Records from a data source
▼

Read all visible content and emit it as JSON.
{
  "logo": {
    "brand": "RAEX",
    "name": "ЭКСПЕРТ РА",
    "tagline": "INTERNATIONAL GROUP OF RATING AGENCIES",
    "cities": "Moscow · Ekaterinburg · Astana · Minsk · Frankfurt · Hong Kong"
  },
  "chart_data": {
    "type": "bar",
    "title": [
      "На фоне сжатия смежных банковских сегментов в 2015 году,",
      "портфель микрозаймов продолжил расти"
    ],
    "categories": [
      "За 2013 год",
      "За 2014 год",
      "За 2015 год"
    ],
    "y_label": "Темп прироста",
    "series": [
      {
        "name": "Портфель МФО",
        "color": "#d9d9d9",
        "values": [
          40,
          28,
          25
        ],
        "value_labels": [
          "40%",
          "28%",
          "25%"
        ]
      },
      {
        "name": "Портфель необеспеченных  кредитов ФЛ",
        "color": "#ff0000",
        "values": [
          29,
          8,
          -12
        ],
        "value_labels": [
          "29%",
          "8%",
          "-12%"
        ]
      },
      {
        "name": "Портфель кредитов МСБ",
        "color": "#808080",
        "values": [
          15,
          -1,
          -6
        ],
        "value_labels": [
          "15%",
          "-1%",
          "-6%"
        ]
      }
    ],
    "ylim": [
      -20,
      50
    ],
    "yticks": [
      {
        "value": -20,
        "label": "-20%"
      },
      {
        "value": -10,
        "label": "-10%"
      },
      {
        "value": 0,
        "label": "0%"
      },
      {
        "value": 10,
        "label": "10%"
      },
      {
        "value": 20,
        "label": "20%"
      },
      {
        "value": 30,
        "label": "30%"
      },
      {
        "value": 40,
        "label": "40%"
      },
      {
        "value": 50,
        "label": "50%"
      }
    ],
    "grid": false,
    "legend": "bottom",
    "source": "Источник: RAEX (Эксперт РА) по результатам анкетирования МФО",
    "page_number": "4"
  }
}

▲

Requirement :: Quote all of the entries exactly as they appear.

Exercise solution ::
Read all visible content and emit it as JSON.
{
  "logo": {
    "brand": "RAEX",
    "name": "ЭКСПЕРТ РА",
    "tagline": "INTERNATIONAL GROUP OF RATING AGENCIES",
    "cities": "Moscow · Ekaterinburg · Astana · Minsk · Frankfurt · Hong Kong"
  },
  "chart_data": {
    "type": "bar",
    "title": [
      "На фоне сжатия смежных банковских сегментов в 2015 году,",
      "портфель микрозаймов продолжил расти"
    ],
    "categories": [
      "За 2013 год",
      "За 2014 год",
      "За 2015 год"
    ],
    "y_label": "Темп прироста",
    "series": [
      {
        "name": "Портфель МФО",
        "color": "#d9d9d9",
        "values": [
          40,
          28,
          25
        ],
        "value_labels": [
          "40%",
          "28%",
          "25%"
        ]
      },
      {
        "name": "Портфель необеспеченных  кредитов ФЛ",
        "color": "#ff0000",
        "values": [
          29,
          8,
          -12
        ],
        "value_labels": [
          "29%",
          "8%",
          "-12%"
        ]
      },
      {
        "name": "Портфель кредитов МСБ",
        "color": "#808080",
        "values": [
          15,
          -1,
          -6
        ],
        "value_labels": [
          "15%",
          "-1%",
          "-6%"
        ]
      }
    ],
    "ylim": [
      -20,
      50
    ],
    "yticks": [
      {
        "value": -20,
        "label": "-20%"
      },
      {
        "value": -10,
        "label": "-10%"
      },
      {
        "value": 0,
        "label": "0%"
      },
      {
        "value": 10,
        "label": "10%"
      },
      {
        "value": 20,
        "label": "20%"
      },
      {
        "value": 30,
        "label": "30%"
      },
      {
        "value": 40,
        "label": "40%"
      },
      {
        "value": 50,
        "label": "50%"
      }
    ],
    "grid": false,
    "legend": "bottom",
    "source": "Источник: RAEX (Эксперт РА) по результатам анкетирования МФО",
    "page_number": "4"
  }
}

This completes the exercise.